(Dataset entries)
(begin)

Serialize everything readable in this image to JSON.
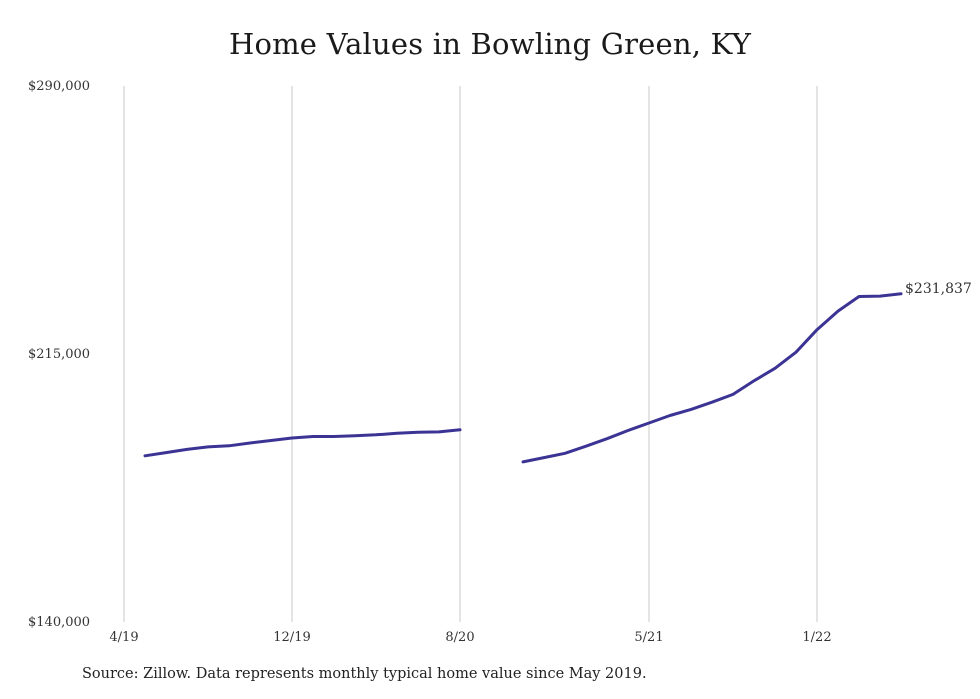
{
  "chart_data": {
    "type": "line",
    "title": "Home Values in Bowling Green, KY",
    "xlabel": "",
    "ylabel": "",
    "ylim": [
      140000,
      290000
    ],
    "y_ticks": [
      "$290,000",
      "$215,000",
      "$140,000"
    ],
    "y_tick_values": [
      290000,
      215000,
      140000
    ],
    "x_ticks": [
      "4/19",
      "12/19",
      "8/20",
      "5/21",
      "1/22"
    ],
    "x_tick_dates": [
      "2019-04",
      "2019-12",
      "2020-08",
      "2021-05",
      "2022-01"
    ],
    "grid": "vertical",
    "series": [
      {
        "color": "#3c3494",
        "points": [
          {
            "x": "2019-05",
            "y": 186500
          },
          {
            "x": "2019-06",
            "y": 187400
          },
          {
            "x": "2019-07",
            "y": 188300
          },
          {
            "x": "2019-08",
            "y": 189000
          },
          {
            "x": "2019-09",
            "y": 189300
          },
          {
            "x": "2019-10",
            "y": 190100
          },
          {
            "x": "2019-11",
            "y": 190800
          },
          {
            "x": "2019-12",
            "y": 191500
          },
          {
            "x": "2020-01",
            "y": 191900
          },
          {
            "x": "2020-02",
            "y": 191900
          },
          {
            "x": "2020-03",
            "y": 192100
          },
          {
            "x": "2020-04",
            "y": 192400
          },
          {
            "x": "2020-05",
            "y": 192800
          },
          {
            "x": "2020-06",
            "y": 193100
          },
          {
            "x": "2020-07",
            "y": 193200
          },
          {
            "x": "2020-08",
            "y": 193800
          },
          {
            "x": "2020-09",
            "y": null
          },
          {
            "x": "2020-10",
            "y": null
          },
          {
            "x": "2020-11",
            "y": 184800
          },
          {
            "x": "2020-12",
            "y": 186000
          },
          {
            "x": "2021-01",
            "y": 187200
          },
          {
            "x": "2021-02",
            "y": 189200
          },
          {
            "x": "2021-03",
            "y": 191300
          },
          {
            "x": "2021-04",
            "y": 193600
          },
          {
            "x": "2021-05",
            "y": 195700
          },
          {
            "x": "2021-06",
            "y": 197800
          },
          {
            "x": "2021-07",
            "y": 199500
          },
          {
            "x": "2021-08",
            "y": 201500
          },
          {
            "x": "2021-09",
            "y": 203700
          },
          {
            "x": "2021-10",
            "y": 207500
          },
          {
            "x": "2021-11",
            "y": 211000
          },
          {
            "x": "2021-12",
            "y": 215500
          },
          {
            "x": "2022-01",
            "y": 221800
          },
          {
            "x": "2022-02",
            "y": 227000
          },
          {
            "x": "2022-03",
            "y": 231100
          },
          {
            "x": "2022-04",
            "y": 231200
          },
          {
            "x": "2022-05",
            "y": 231837
          }
        ]
      }
    ],
    "end_label": "$231,837"
  },
  "source_note": "Source: Zillow. Data represents monthly typical home value since May 2019."
}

(end)

(YOUR INSTRUCTIONS)
Leaving all pictures aside, quote each record exactly.

(SOLUTION)
Serialize everything readable in this image to JSON.
{
  "chart_data": {
    "type": "line",
    "title": "Home Values in Bowling Green, KY",
    "xlabel": "",
    "ylabel": "",
    "ylim": [
      140000,
      290000
    ],
    "y_ticks": [
      "$290,000",
      "$215,000",
      "$140,000"
    ],
    "y_tick_values": [
      290000,
      215000,
      140000
    ],
    "x_ticks": [
      "4/19",
      "12/19",
      "8/20",
      "5/21",
      "1/22"
    ],
    "x_tick_dates": [
      "2019-04",
      "2019-12",
      "2020-08",
      "2021-05",
      "2022-01"
    ],
    "grid": "vertical",
    "series": [
      {
        "color": "#3c3494",
        "points": [
          {
            "x": "2019-05",
            "y": 186500
          },
          {
            "x": "2019-06",
            "y": 187400
          },
          {
            "x": "2019-07",
            "y": 188300
          },
          {
            "x": "2019-08",
            "y": 189000
          },
          {
            "x": "2019-09",
            "y": 189300
          },
          {
            "x": "2019-10",
            "y": 190100
          },
          {
            "x": "2019-11",
            "y": 190800
          },
          {
            "x": "2019-12",
            "y": 191500
          },
          {
            "x": "2020-01",
            "y": 191900
          },
          {
            "x": "2020-02",
            "y": 191900
          },
          {
            "x": "2020-03",
            "y": 192100
          },
          {
            "x": "2020-04",
            "y": 192400
          },
          {
            "x": "2020-05",
            "y": 192800
          },
          {
            "x": "2020-06",
            "y": 193100
          },
          {
            "x": "2020-07",
            "y": 193200
          },
          {
            "x": "2020-08",
            "y": 193800
          },
          {
            "x": "2020-09",
            "y": null
          },
          {
            "x": "2020-10",
            "y": null
          },
          {
            "x": "2020-11",
            "y": 184800
          },
          {
            "x": "2020-12",
            "y": 186000
          },
          {
            "x": "2021-01",
            "y": 187200
          },
          {
            "x": "2021-02",
            "y": 189200
          },
          {
            "x": "2021-03",
            "y": 191300
          },
          {
            "x": "2021-04",
            "y": 193600
          },
          {
            "x": "2021-05",
            "y": 195700
          },
          {
            "x": "2021-06",
            "y": 197800
          },
          {
            "x": "2021-07",
            "y": 199500
          },
          {
            "x": "2021-08",
            "y": 201500
          },
          {
            "x": "2021-09",
            "y": 203700
          },
          {
            "x": "2021-10",
            "y": 207500
          },
          {
            "x": "2021-11",
            "y": 211000
          },
          {
            "x": "2021-12",
            "y": 215500
          },
          {
            "x": "2022-01",
            "y": 221800
          },
          {
            "x": "2022-02",
            "y": 227000
          },
          {
            "x": "2022-03",
            "y": 231100
          },
          {
            "x": "2022-04",
            "y": 231200
          },
          {
            "x": "2022-05",
            "y": 231837
          }
        ]
      }
    ],
    "end_label": "$231,837"
  },
  "source_note": "Source: Zillow. Data represents monthly typical home value since May 2019."
}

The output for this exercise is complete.